***** INFORMATION GIVEN *****

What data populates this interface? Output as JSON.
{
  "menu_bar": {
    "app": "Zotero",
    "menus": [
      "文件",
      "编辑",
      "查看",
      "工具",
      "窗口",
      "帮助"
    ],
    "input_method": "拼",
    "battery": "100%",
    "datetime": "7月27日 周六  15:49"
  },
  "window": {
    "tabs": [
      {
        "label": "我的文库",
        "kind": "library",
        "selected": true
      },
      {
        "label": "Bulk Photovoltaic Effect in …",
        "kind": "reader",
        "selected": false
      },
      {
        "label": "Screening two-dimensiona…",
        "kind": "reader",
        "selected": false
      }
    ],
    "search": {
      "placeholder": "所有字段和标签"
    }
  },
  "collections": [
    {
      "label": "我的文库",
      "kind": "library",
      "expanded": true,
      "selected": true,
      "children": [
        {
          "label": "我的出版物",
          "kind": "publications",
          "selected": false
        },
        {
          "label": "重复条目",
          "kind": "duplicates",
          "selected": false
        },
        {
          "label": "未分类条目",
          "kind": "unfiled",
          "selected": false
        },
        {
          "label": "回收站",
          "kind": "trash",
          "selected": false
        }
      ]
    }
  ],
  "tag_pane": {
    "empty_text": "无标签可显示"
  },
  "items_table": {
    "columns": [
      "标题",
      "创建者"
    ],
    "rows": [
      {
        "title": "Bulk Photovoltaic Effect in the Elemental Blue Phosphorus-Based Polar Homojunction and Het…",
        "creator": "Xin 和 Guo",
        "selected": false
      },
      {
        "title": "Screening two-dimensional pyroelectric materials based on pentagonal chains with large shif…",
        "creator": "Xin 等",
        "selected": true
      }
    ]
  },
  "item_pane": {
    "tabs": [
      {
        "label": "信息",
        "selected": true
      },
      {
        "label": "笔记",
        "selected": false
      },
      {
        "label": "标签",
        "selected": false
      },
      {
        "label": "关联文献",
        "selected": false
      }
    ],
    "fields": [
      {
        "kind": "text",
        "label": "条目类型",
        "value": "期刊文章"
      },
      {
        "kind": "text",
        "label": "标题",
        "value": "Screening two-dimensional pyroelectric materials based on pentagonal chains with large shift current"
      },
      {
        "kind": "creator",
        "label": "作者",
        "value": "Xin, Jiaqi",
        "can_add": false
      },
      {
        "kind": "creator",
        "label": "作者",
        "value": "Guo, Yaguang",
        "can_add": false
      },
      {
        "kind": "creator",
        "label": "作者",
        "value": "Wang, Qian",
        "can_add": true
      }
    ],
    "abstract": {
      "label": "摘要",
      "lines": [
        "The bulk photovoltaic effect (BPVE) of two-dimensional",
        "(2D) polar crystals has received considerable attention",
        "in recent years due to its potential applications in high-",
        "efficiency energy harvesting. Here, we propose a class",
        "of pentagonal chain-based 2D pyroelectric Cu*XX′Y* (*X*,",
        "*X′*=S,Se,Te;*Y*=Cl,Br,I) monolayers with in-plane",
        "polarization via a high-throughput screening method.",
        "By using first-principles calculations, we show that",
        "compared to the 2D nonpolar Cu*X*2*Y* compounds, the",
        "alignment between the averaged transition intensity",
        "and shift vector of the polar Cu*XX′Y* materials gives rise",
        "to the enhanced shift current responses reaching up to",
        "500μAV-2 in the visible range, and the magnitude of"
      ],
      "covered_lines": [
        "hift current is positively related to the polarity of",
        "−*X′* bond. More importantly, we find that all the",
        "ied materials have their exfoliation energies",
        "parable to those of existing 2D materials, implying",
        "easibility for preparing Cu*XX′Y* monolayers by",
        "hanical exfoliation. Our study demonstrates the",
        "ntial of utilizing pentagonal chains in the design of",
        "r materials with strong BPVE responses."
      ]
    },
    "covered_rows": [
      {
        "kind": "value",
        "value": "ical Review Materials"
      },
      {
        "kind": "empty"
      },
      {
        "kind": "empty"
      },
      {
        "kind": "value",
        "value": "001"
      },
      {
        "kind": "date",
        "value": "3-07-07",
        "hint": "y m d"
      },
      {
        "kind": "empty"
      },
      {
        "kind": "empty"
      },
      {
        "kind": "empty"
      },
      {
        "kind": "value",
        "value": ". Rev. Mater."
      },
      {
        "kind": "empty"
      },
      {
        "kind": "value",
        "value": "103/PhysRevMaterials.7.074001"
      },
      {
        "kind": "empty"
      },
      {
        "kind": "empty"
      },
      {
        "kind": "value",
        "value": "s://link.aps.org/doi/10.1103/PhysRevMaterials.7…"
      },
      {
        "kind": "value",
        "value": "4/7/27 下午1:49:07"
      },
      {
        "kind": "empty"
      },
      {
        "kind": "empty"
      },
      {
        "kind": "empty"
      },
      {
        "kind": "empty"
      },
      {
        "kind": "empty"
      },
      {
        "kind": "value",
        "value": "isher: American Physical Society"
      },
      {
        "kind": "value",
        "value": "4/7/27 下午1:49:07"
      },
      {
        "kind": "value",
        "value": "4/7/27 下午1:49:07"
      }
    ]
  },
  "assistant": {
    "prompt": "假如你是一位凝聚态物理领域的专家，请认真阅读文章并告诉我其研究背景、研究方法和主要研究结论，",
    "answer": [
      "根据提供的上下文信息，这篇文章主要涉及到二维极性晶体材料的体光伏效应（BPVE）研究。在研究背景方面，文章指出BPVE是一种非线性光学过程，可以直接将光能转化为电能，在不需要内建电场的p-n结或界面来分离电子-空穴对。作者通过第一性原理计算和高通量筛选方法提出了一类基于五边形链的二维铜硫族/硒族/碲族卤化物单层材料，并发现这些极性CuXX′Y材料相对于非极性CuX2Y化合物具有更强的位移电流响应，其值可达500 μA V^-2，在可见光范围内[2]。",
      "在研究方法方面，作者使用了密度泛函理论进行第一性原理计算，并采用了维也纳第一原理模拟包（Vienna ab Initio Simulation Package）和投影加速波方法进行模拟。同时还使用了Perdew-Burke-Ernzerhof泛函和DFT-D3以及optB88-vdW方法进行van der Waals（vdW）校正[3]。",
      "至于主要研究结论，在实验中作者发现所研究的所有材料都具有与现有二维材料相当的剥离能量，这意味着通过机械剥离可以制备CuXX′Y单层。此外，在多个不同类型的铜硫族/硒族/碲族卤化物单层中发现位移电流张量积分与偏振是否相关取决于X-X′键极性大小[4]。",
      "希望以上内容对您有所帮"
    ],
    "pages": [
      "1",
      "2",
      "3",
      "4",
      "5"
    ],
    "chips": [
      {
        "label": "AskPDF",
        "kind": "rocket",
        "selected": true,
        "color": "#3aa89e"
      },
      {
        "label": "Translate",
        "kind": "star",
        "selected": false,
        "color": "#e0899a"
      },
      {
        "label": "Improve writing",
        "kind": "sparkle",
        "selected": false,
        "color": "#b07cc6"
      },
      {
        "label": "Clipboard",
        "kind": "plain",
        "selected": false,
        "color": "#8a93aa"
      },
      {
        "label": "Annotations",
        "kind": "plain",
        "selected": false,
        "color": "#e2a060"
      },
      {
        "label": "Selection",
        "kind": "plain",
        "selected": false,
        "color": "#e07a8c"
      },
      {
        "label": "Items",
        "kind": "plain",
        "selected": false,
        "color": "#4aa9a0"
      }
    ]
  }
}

*****

- [WHAT TO DO]
Find each line holding the string "PhysRevMaterials" and copy it out.

- [RESPONSE TO THE TASK]
        "value": "103/PhysRevMaterials.7.074001"
        "value": "s://link.aps.org/doi/10.1103/PhysRevMaterials.7…"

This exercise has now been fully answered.